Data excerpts
"""

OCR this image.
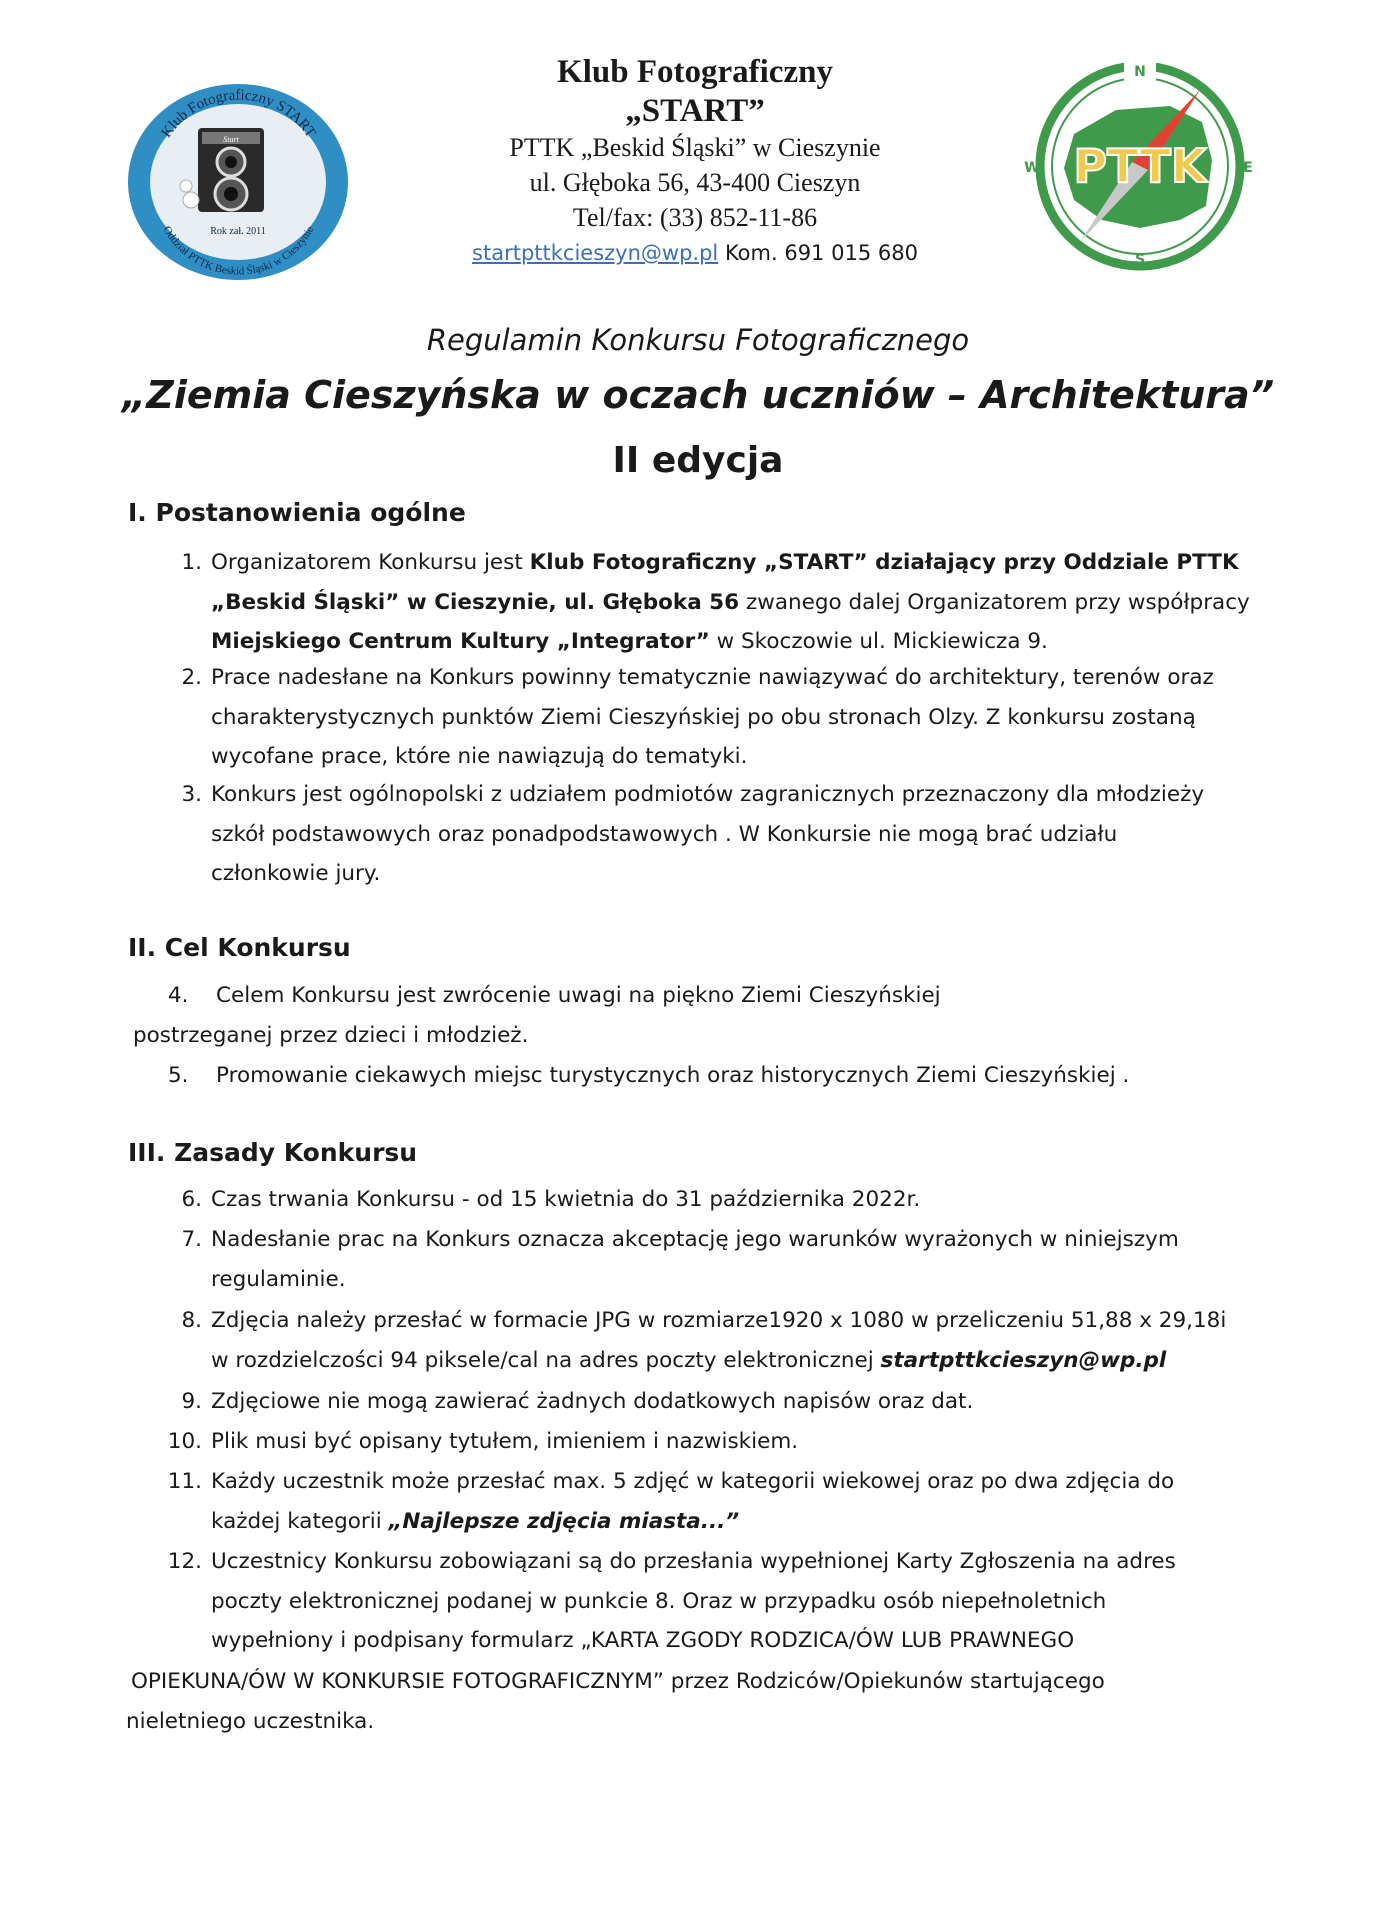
Klub Fotograficzny START
Oddział PTTK Beskid Śląski w Cieszynie
Start
Rok zał. 2011
Klub Fotograficzny
„START”
PTTK „Beskid Śląski” w Cieszynie
ul. Głęboka 56, 43-400 Cieszyn
Tel/fax: (33) 852-11-86
startpttkcieszyn@wp.pl Kom. 691 015 680
N
S
W	E
PTTK
Regulamin Konkursu Fotograficznego
„Ziemia Cieszyńska w oczach uczniów – Architektura”
II edycja
I. Postanowienia ogólne
1. Organizatorem Konkursu jest Klub Fotograficzny „START” działający przy Oddziale PTTK
„Beskid Śląski” w Cieszynie, ul. Głęboka 56 zwanego dalej Organizatorem przy współpracy
Miejskiego Centrum Kultury „Integrator” w Skoczowie ul. Mickiewicza 9.
2. Prace nadesłane na Konkurs powinny tematycznie nawiązywać do architektury, terenów oraz
charakterystycznych punktów Ziemi Cieszyńskiej po obu stronach Olzy. Z konkursu zostaną
wycofane prace, które nie nawiązują do tematyki.
3. Konkurs jest ogólnopolski z udziałem podmiotów zagranicznych przeznaczony dla młodzieży
szkół podstawowych oraz ponadpodstawowych . W Konkursie nie mogą brać udziału
członkowie jury.
II. Cel Konkursu
4. Celem Konkursu jest zwrócenie uwagi na piękno Ziemi Cieszyńskiej
postrzeganej przez dzieci i młodzież.
5. Promowanie ciekawych miejsc turystycznych oraz historycznych Ziemi Cieszyńskiej .
III. Zasady Konkursu
6. Czas trwania Konkursu - od 15 kwietnia do 31 października 2022r.
7. Nadesłanie prac na Konkurs oznacza akceptację jego warunków wyrażonych w niniejszym
regulaminie.
8. Zdjęcia należy przesłać w formacie JPG w rozmiarze1920 x 1080 w przeliczeniu 51,88 x 29,18i
w rozdzielczości 94 piksele/cal na adres poczty elektronicznej startpttkcieszyn@wp.pl
9. Zdjęciowe nie mogą zawierać żadnych dodatkowych napisów oraz dat.
10. Plik musi być opisany tytułem, imieniem i nazwiskiem.
11. Każdy uczestnik może przesłać max. 5 zdjęć w kategorii wiekowej oraz po dwa zdjęcia do
każdej kategorii „Najlepsze zdjęcia miasta...”
12. Uczestnicy Konkursu zobowiązani są do przesłania wypełnionej Karty Zgłoszenia na adres
poczty elektronicznej podanej w punkcie 8. Oraz w przypadku osób niepełnoletnich
wypełniony i podpisany formularz „KARTA ZGODY RODZICA/ÓW LUB PRAWNEGO
OPIEKUNA/ÓW W KONKURSIE FOTOGRAFICZNYM” przez Rodziców/Opiekunów startującego
nieletniego uczestnika.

"""

-- Your task --
Write only the number of lines that include "poczty".

-- Answer to the problem --
2